### Dataset excerpts
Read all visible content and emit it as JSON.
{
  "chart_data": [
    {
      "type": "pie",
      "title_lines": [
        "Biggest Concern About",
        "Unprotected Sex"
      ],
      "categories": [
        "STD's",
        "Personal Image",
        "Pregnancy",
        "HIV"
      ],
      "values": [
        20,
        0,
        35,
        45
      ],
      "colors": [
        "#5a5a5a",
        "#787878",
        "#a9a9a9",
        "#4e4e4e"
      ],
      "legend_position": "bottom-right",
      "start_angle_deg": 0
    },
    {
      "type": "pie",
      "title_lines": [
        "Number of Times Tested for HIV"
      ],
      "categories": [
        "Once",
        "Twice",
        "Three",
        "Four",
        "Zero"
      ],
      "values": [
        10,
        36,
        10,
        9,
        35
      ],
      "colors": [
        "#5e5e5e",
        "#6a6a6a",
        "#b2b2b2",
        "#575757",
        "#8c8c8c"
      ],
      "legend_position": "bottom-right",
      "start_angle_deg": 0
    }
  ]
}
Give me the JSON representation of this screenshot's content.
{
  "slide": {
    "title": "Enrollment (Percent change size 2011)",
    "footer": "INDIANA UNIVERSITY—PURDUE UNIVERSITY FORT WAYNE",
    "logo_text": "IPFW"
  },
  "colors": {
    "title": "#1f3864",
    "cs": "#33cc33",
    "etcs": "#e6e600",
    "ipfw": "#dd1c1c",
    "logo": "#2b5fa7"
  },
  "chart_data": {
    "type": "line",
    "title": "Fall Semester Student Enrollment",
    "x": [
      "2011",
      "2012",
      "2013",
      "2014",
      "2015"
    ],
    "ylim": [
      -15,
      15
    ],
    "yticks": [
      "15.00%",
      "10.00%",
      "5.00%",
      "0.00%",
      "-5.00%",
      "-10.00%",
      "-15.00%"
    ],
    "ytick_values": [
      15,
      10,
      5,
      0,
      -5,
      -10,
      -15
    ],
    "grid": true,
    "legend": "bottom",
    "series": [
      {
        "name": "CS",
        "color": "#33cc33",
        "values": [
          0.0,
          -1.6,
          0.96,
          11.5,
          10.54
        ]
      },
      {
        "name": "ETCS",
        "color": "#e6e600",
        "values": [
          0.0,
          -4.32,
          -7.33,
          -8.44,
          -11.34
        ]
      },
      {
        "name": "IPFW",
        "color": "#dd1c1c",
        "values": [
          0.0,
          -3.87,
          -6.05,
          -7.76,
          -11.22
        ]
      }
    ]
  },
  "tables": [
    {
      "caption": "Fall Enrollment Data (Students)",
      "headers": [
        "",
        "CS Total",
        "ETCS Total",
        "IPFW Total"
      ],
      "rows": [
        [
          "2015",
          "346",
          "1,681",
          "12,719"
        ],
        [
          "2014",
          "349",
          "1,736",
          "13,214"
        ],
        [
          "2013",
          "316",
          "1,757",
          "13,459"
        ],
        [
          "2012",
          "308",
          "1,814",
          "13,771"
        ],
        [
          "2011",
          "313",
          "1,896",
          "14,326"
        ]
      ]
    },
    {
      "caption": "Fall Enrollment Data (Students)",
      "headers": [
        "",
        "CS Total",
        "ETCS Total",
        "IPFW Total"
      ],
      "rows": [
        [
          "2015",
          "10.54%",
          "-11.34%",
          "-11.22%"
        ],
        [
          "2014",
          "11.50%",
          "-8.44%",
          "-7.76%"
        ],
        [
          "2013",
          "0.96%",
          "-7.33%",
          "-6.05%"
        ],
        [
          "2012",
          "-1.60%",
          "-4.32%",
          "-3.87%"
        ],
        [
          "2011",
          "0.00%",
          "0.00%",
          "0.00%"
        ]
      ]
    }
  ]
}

### Aim of the task
Return each entry from the material above exactly as it appears.

### Answer for the task
Read all visible content and emit it as JSON.
{
  "chart_data": [
    {
      "type": "pie",
      "title_lines": [
        "Biggest Concern About",
        "Unprotected Sex"
      ],
      "categories": [
        "STD's",
        "Personal Image",
        "Pregnancy",
        "HIV"
      ],
      "values": [
        20,
        0,
        35,
        45
      ],
      "colors": [
        "#5a5a5a",
        "#787878",
        "#a9a9a9",
        "#4e4e4e"
      ],
      "legend_position": "bottom-right",
      "start_angle_deg": 0
    },
    {
      "type": "pie",
      "title_lines": [
        "Number of Times Tested for HIV"
      ],
      "categories": [
        "Once",
        "Twice",
        "Three",
        "Four",
        "Zero"
      ],
      "values": [
        10,
        36,
        10,
        9,
        35
      ],
      "colors": [
        "#5e5e5e",
        "#6a6a6a",
        "#b2b2b2",
        "#575757",
        "#8c8c8c"
      ],
      "legend_position": "bottom-right",
      "start_angle_deg": 0
    }
  ]
}
Give me the JSON representation of this screenshot's content.
{
  "slide": {
    "title": "Enrollment (Percent change size 2011)",
    "footer": "INDIANA UNIVERSITY—PURDUE UNIVERSITY FORT WAYNE",
    "logo_text": "IPFW"
  },
  "colors": {
    "title": "#1f3864",
    "cs": "#33cc33",
    "etcs": "#e6e600",
    "ipfw": "#dd1c1c",
    "logo": "#2b5fa7"
  },
  "chart_data": {
    "type": "line",
    "title": "Fall Semester Student Enrollment",
    "x": [
      "2011",
      "2012",
      "2013",
      "2014",
      "2015"
    ],
    "ylim": [
      -15,
      15
    ],
    "yticks": [
      "15.00%",
      "10.00%",
      "5.00%",
      "0.00%",
      "-5.00%",
      "-10.00%",
      "-15.00%"
    ],
    "ytick_values": [
      15,
      10,
      5,
      0,
      -5,
      -10,
      -15
    ],
    "grid": true,
    "legend": "bottom",
    "series": [
      {
        "name": "CS",
        "color": "#33cc33",
        "values": [
          0.0,
          -1.6,
          0.96,
          11.5,
          10.54
        ]
      },
      {
        "name": "ETCS",
        "color": "#e6e600",
        "values": [
          0.0,
          -4.32,
          -7.33,
          -8.44,
          -11.34
        ]
      },
      {
        "name": "IPFW",
        "color": "#dd1c1c",
        "values": [
          0.0,
          -3.87,
          -6.05,
          -7.76,
          -11.22
        ]
      }
    ]
  },
  "tables": [
    {
      "caption": "Fall Enrollment Data (Students)",
      "headers": [
        "",
        "CS Total",
        "ETCS Total",
        "IPFW Total"
      ],
      "rows": [
        [
          "2015",
          "346",
          "1,681",
          "12,719"
        ],
        [
          "2014",
          "349",
          "1,736",
          "13,214"
        ],
        [
          "2013",
          "316",
          "1,757",
          "13,459"
        ],
        [
          "2012",
          "308",
          "1,814",
          "13,771"
        ],
        [
          "2011",
          "313",
          "1,896",
          "14,326"
        ]
      ]
    },
    {
      "caption": "Fall Enrollment Data (Students)",
      "headers": [
        "",
        "CS Total",
        "ETCS Total",
        "IPFW Total"
      ],
      "rows": [
        [
          "2015",
          "10.54%",
          "-11.34%",
          "-11.22%"
        ],
        [
          "2014",
          "11.50%",
          "-8.44%",
          "-7.76%"
        ],
        [
          "2013",
          "0.96%",
          "-7.33%",
          "-6.05%"
        ],
        [
          "2012",
          "-1.60%",
          "-4.32%",
          "-3.87%"
        ],
        [
          "2011",
          "0.00%",
          "0.00%",
          "0.00%"
        ]
      ]
    }
  ]
}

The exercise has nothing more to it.